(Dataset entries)
• • • •

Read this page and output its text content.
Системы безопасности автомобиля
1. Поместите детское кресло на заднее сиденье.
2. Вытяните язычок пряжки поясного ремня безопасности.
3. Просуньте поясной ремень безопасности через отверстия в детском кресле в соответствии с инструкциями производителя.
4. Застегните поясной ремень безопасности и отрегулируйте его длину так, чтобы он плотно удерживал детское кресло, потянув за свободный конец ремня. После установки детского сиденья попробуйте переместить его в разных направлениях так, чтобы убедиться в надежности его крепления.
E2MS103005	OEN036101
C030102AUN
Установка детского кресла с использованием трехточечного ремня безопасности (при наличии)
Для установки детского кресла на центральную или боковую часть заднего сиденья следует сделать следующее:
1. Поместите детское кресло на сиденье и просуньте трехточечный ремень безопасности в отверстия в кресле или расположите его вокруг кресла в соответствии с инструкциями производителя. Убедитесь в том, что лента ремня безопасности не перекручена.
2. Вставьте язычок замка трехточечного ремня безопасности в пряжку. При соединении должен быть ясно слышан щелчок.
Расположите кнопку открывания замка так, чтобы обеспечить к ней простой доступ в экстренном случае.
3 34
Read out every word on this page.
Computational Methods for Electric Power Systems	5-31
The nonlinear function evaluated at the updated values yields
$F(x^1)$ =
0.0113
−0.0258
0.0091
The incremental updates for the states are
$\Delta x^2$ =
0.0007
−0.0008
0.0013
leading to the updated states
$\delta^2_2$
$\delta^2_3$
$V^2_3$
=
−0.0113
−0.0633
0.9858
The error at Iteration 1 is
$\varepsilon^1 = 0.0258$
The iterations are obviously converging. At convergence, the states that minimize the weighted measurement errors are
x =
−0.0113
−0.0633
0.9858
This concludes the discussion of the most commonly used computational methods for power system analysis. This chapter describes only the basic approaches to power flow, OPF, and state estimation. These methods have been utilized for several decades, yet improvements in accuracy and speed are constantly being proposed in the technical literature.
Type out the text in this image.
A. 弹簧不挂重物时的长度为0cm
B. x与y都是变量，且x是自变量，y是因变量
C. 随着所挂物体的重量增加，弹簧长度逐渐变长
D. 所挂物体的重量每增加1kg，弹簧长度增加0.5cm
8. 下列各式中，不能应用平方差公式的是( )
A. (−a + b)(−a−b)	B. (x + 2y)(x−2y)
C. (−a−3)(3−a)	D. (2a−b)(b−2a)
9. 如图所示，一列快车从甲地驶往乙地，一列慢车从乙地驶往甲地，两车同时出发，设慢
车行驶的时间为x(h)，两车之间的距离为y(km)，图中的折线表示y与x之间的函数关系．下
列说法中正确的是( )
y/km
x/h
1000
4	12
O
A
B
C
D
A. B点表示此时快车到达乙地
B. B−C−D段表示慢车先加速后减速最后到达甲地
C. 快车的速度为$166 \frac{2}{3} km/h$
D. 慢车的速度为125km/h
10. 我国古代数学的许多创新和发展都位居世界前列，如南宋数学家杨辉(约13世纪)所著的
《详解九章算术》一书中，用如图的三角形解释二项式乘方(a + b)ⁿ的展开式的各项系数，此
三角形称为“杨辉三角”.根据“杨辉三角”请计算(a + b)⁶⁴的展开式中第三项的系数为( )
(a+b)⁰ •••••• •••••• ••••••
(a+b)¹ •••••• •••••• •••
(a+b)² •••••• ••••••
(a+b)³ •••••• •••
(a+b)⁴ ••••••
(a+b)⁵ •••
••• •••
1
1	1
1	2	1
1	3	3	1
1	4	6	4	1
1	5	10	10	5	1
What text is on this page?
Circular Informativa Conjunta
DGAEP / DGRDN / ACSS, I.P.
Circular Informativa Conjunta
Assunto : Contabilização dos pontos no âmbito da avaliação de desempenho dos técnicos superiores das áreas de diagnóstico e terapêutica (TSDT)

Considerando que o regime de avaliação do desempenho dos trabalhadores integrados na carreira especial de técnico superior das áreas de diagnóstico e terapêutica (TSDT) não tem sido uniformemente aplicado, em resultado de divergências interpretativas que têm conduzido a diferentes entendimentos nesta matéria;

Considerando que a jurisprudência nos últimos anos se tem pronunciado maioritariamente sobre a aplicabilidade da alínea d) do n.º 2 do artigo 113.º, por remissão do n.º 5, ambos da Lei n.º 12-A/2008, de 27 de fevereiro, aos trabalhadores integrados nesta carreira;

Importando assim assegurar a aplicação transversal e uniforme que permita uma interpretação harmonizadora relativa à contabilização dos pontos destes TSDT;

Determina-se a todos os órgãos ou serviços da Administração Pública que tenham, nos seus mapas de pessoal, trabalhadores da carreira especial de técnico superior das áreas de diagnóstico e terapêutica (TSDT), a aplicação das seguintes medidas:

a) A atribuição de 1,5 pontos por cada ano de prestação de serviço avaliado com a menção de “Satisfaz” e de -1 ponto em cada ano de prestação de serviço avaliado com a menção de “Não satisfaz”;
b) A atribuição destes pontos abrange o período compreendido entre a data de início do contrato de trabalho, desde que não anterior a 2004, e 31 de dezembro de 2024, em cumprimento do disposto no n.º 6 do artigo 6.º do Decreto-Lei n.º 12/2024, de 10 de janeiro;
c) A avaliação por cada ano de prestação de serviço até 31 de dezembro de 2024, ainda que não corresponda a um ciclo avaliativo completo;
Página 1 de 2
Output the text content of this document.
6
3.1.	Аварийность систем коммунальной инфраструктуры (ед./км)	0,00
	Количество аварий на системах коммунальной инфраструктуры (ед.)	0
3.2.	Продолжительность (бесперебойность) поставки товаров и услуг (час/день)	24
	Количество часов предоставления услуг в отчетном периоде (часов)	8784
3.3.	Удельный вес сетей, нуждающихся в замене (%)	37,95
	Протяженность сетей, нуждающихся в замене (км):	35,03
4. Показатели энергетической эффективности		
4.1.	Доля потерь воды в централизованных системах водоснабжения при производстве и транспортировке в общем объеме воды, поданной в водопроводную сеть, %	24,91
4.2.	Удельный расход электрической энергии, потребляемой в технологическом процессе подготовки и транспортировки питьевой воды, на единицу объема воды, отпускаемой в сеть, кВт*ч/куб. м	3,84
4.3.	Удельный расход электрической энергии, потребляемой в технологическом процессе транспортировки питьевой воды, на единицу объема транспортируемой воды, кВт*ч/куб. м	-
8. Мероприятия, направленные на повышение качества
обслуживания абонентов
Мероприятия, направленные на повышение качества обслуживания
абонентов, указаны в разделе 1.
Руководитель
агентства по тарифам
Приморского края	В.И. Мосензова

• • • •

TO BE DONE:
Please quote the records above exactly, without skipping a line.

WORKED SOLUTION:
Read this page and output its text content.
Системы безопасности автомобиля
1. Поместите детское кресло на заднее сиденье.
2. Вытяните язычок пряжки поясного ремня безопасности.
3. Просуньте поясной ремень безопасности через отверстия в детском кресле в соответствии с инструкциями производителя.
4. Застегните поясной ремень безопасности и отрегулируйте его длину так, чтобы он плотно удерживал детское кресло, потянув за свободный конец ремня. После установки детского сиденья попробуйте переместить его в разных направлениях так, чтобы убедиться в надежности его крепления.
E2MS103005	OEN036101
C030102AUN
Установка детского кресла с использованием трехточечного ремня безопасности (при наличии)
Для установки детского кресла на центральную или боковую часть заднего сиденья следует сделать следующее:
1. Поместите детское кресло на сиденье и просуньте трехточечный ремень безопасности в отверстия в кресле или расположите его вокруг кресла в соответствии с инструкциями производителя. Убедитесь в том, что лента ремня безопасности не перекручена.
2. Вставьте язычок замка трехточечного ремня безопасности в пряжку. При соединении должен быть ясно слышан щелчок.
Расположите кнопку открывания замка так, чтобы обеспечить к ней простой доступ в экстренном случае.
3 34
Read out every word on this page.
Computational Methods for Electric Power Systems	5-31
The nonlinear function evaluated at the updated values yields
$F(x^1)$ =
0.0113
−0.0258
0.0091
The incremental updates for the states are
$\Delta x^2$ =
0.0007
−0.0008
0.0013
leading to the updated states
$\delta^2_2$
$\delta^2_3$
$V^2_3$
=
−0.0113
−0.0633
0.9858
The error at Iteration 1 is
$\varepsilon^1 = 0.0258$
The iterations are obviously converging. At convergence, the states that minimize the weighted measurement errors are
x =
−0.0113
−0.0633
0.9858
This concludes the discussion of the most commonly used computational methods for power system analysis. This chapter describes only the basic approaches to power flow, OPF, and state estimation. These methods have been utilized for several decades, yet improvements in accuracy and speed are constantly being proposed in the technical literature.
Type out the text in this image.
A. 弹簧不挂重物时的长度为0cm
B. x与y都是变量，且x是自变量，y是因变量
C. 随着所挂物体的重量增加，弹簧长度逐渐变长
D. 所挂物体的重量每增加1kg，弹簧长度增加0.5cm
8. 下列各式中，不能应用平方差公式的是( )
A. (−a + b)(−a−b)	B. (x + 2y)(x−2y)
C. (−a−3)(3−a)	D. (2a−b)(b−2a)
9. 如图所示，一列快车从甲地驶往乙地，一列慢车从乙地驶往甲地，两车同时出发，设慢
车行驶的时间为x(h)，两车之间的距离为y(km)，图中的折线表示y与x之间的函数关系．下
列说法中正确的是( )
y/km
x/h
1000
4	12
O
A
B
C
D
A. B点表示此时快车到达乙地
B. B−C−D段表示慢车先加速后减速最后到达甲地
C. 快车的速度为$166 \frac{2}{3} km/h$
D. 慢车的速度为125km/h
10. 我国古代数学的许多创新和发展都位居世界前列，如南宋数学家杨辉(约13世纪)所著的
《详解九章算术》一书中，用如图的三角形解释二项式乘方(a + b)ⁿ的展开式的各项系数，此
三角形称为“杨辉三角”.根据“杨辉三角”请计算(a + b)⁶⁴的展开式中第三项的系数为( )
(a+b)⁰ •••••• •••••• ••••••
(a+b)¹ •••••• •••••• •••
(a+b)² •••••• ••••••
(a+b)³ •••••• •••
(a+b)⁴ ••••••
(a+b)⁵ •••
••• •••
1
1	1
1	2	1
1	3	3	1
1	4	6	4	1
1	5	10	10	5	1
What text is on this page?
Circular Informativa Conjunta
DGAEP / DGRDN / ACSS, I.P.
Circular Informativa Conjunta
Assunto : Contabilização dos pontos no âmbito da avaliação de desempenho dos técnicos superiores das áreas de diagnóstico e terapêutica (TSDT)

Considerando que o regime de avaliação do desempenho dos trabalhadores integrados na carreira especial de técnico superior das áreas de diagnóstico e terapêutica (TSDT) não tem sido uniformemente aplicado, em resultado de divergências interpretativas que têm conduzido a diferentes entendimentos nesta matéria;

Considerando que a jurisprudência nos últimos anos se tem pronunciado maioritariamente sobre a aplicabilidade da alínea d) do n.º 2 do artigo 113.º, por remissão do n.º 5, ambos da Lei n.º 12-A/2008, de 27 de fevereiro, aos trabalhadores integrados nesta carreira;

Importando assim assegurar a aplicação transversal e uniforme que permita uma interpretação harmonizadora relativa à contabilização dos pontos destes TSDT;

Determina-se a todos os órgãos ou serviços da Administração Pública que tenham, nos seus mapas de pessoal, trabalhadores da carreira especial de técnico superior das áreas de diagnóstico e terapêutica (TSDT), a aplicação das seguintes medidas:

a) A atribuição de 1,5 pontos por cada ano de prestação de serviço avaliado com a menção de “Satisfaz” e de -1 ponto em cada ano de prestação de serviço avaliado com a menção de “Não satisfaz”;
b) A atribuição destes pontos abrange o período compreendido entre a data de início do contrato de trabalho, desde que não anterior a 2004, e 31 de dezembro de 2024, em cumprimento do disposto no n.º 6 do artigo 6.º do Decreto-Lei n.º 12/2024, de 10 de janeiro;
c) A avaliação por cada ano de prestação de serviço até 31 de dezembro de 2024, ainda que não corresponda a um ciclo avaliativo completo;
Página 1 de 2
Output the text content of this document.
6
3.1.	Аварийность систем коммунальной инфраструктуры (ед./км)	0,00
	Количество аварий на системах коммунальной инфраструктуры (ед.)	0
3.2.	Продолжительность (бесперебойность) поставки товаров и услуг (час/день)	24
	Количество часов предоставления услуг в отчетном периоде (часов)	8784
3.3.	Удельный вес сетей, нуждающихся в замене (%)	37,95
	Протяженность сетей, нуждающихся в замене (км):	35,03
4. Показатели энергетической эффективности		
4.1.	Доля потерь воды в централизованных системах водоснабжения при производстве и транспортировке в общем объеме воды, поданной в водопроводную сеть, %	24,91
4.2.	Удельный расход электрической энергии, потребляемой в технологическом процессе подготовки и транспортировки питьевой воды, на единицу объема воды, отпускаемой в сеть, кВт*ч/куб. м	3,84
4.3.	Удельный расход электрической энергии, потребляемой в технологическом процессе транспортировки питьевой воды, на единицу объема транспортируемой воды, кВт*ч/куб. м	-
8. Мероприятия, направленные на повышение качества
обслуживания абонентов
Мероприятия, направленные на повышение качества обслуживания
абонентов, указаны в разделе 1.
Руководитель
агентства по тарифам
Приморского края	В.И. Мосензова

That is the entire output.